DIRECTIONS FOR THIS TASK:
Reproduce every line of the following material word for word, with nothing changed.

Rows from a dataset:
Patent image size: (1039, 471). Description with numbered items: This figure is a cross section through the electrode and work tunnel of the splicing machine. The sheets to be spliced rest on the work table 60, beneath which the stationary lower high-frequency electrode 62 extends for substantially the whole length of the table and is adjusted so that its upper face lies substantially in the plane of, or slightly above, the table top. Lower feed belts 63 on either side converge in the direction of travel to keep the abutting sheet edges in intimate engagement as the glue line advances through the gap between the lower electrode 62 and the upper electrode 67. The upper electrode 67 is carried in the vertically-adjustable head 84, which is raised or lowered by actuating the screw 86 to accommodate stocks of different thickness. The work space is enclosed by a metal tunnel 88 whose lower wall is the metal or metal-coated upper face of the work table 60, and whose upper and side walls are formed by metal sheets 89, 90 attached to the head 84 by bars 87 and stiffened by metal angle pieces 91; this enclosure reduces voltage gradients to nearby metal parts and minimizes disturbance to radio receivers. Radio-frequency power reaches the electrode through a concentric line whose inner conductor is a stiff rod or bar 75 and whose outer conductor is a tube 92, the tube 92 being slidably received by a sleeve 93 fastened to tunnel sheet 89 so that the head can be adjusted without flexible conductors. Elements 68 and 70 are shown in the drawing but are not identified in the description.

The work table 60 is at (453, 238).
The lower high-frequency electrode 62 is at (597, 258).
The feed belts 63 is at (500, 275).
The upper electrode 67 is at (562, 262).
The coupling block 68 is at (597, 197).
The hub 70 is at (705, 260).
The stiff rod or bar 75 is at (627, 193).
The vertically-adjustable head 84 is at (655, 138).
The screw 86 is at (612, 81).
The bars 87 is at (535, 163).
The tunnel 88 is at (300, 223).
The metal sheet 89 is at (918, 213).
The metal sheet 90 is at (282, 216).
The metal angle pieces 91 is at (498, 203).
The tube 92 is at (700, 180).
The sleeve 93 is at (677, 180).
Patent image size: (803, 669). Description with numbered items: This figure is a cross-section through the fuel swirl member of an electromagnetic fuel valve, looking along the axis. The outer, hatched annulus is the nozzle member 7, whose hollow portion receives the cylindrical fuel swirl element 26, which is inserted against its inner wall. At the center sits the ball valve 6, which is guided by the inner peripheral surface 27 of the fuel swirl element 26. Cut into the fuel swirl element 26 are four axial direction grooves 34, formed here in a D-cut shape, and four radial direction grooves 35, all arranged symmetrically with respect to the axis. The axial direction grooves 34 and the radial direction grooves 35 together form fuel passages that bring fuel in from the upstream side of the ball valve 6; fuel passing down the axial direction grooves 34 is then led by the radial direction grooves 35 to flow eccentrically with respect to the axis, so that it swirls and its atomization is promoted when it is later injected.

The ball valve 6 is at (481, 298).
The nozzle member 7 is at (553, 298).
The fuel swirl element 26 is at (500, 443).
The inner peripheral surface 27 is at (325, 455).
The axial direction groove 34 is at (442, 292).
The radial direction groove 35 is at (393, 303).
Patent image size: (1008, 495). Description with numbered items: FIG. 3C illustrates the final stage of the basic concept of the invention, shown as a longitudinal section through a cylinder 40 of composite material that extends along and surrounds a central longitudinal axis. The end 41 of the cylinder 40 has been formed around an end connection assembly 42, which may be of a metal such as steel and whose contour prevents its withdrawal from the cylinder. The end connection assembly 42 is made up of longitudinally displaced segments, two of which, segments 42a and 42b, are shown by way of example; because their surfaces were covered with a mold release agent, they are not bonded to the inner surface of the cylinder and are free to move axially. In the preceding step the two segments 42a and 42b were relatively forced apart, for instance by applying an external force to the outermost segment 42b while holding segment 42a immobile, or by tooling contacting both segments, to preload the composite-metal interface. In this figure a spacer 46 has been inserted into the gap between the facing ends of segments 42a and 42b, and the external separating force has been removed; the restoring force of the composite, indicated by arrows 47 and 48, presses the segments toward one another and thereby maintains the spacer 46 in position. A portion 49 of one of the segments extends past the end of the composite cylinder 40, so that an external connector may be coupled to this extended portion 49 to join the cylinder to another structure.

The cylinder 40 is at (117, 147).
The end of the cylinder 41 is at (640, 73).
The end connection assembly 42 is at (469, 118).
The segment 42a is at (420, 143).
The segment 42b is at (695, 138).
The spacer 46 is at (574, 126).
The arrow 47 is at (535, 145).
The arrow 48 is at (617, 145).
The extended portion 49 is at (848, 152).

THE RESPONSE:
Patent image size: (1039, 471). Description with numbered items: This figure is a cross section through the electrode and work tunnel of the splicing machine. The sheets to be spliced rest on the work table 60, beneath which the stationary lower high-frequency electrode 62 extends for substantially the whole length of the table and is adjusted so that its upper face lies substantially in the plane of, or slightly above, the table top. Lower feed belts 63 on either side converge in the direction of travel to keep the abutting sheet edges in intimate engagement as the glue line advances through the gap between the lower electrode 62 and the upper electrode 67. The upper electrode 67 is carried in the vertically-adjustable head 84, which is raised or lowered by actuating the screw 86 to accommodate stocks of different thickness. The work space is enclosed by a metal tunnel 88 whose lower wall is the metal or metal-coated upper face of the work table 60, and whose upper and side walls are formed by metal sheets 89, 90 attached to the head 84 by bars 87 and stiffened by metal angle pieces 91; this enclosure reduces voltage gradients to nearby metal parts and minimizes disturbance to radio receivers. Radio-frequency power reaches the electrode through a concentric line whose inner conductor is a stiff rod or bar 75 and whose outer conductor is a tube 92, the tube 92 being slidably received by a sleeve 93 fastened to tunnel sheet 89 so that the head can be adjusted without flexible conductors. Elements 68 and 70 are shown in the drawing but are not identified in the description.

The work table 60 is at (453, 238).
The lower high-frequency electrode 62 is at (597, 258).
The feed belts 63 is at (500, 275).
The upper electrode 67 is at (562, 262).
The coupling block 68 is at (597, 197).
The hub 70 is at (705, 260).
The stiff rod or bar 75 is at (627, 193).
The vertically-adjustable head 84 is at (655, 138).
The screw 86 is at (612, 81).
The bars 87 is at (535, 163).
The tunnel 88 is at (300, 223).
The metal sheet 89 is at (918, 213).
The metal sheet 90 is at (282, 216).
The metal angle pieces 91 is at (498, 203).
The tube 92 is at (700, 180).
The sleeve 93 is at (677, 180).
Patent image size: (803, 669). Description with numbered items: This figure is a cross-section through the fuel swirl member of an electromagnetic fuel valve, looking along the axis. The outer, hatched annulus is the nozzle member 7, whose hollow portion receives the cylindrical fuel swirl element 26, which is inserted against its inner wall. At the center sits the ball valve 6, which is guided by the inner peripheral surface 27 of the fuel swirl element 26. Cut into the fuel swirl element 26 are four axial direction grooves 34, formed here in a D-cut shape, and four radial direction grooves 35, all arranged symmetrically with respect to the axis. The axial direction grooves 34 and the radial direction grooves 35 together form fuel passages that bring fuel in from the upstream side of the ball valve 6; fuel passing down the axial direction grooves 34 is then led by the radial direction grooves 35 to flow eccentrically with respect to the axis, so that it swirls and its atomization is promoted when it is later injected.

The ball valve 6 is at (481, 298).
The nozzle member 7 is at (553, 298).
The fuel swirl element 26 is at (500, 443).
The inner peripheral surface 27 is at (325, 455).
The axial direction groove 34 is at (442, 292).
The radial direction groove 35 is at (393, 303).
Patent image size: (1008, 495). Description with numbered items: FIG. 3C illustrates the final stage of the basic concept of the invention, shown as a longitudinal section through a cylinder 40 of composite material that extends along and surrounds a central longitudinal axis. The end 41 of the cylinder 40 has been formed around an end connection assembly 42, which may be of a metal such as steel and whose contour prevents its withdrawal from the cylinder. The end connection assembly 42 is made up of longitudinally displaced segments, two of which, segments 42a and 42b, are shown by way of example; because their surfaces were covered with a mold release agent, they are not bonded to the inner surface of the cylinder and are free to move axially. In the preceding step the two segments 42a and 42b were relatively forced apart, for instance by applying an external force to the outermost segment 42b while holding segment 42a immobile, or by tooling contacting both segments, to preload the composite-metal interface. In this figure a spacer 46 has been inserted into the gap between the facing ends of segments 42a and 42b, and the external separating force has been removed; the restoring force of the composite, indicated by arrows 47 and 48, presses the segments toward one another and thereby maintains the spacer 46 in position. A portion 49 of one of the segments extends past the end of the composite cylinder 40, so that an external connector may be coupled to this extended portion 49 to join the cylinder to another structure.

The cylinder 40 is at (117, 147).
The end of the cylinder 41 is at (640, 73).
The end connection assembly 42 is at (469, 118).
The segment 42a is at (420, 143).
The segment 42b is at (695, 138).
The spacer 46 is at (574, 126).
The arrow 47 is at (535, 145).
The arrow 48 is at (617, 145).
The extended portion 49 is at (848, 152).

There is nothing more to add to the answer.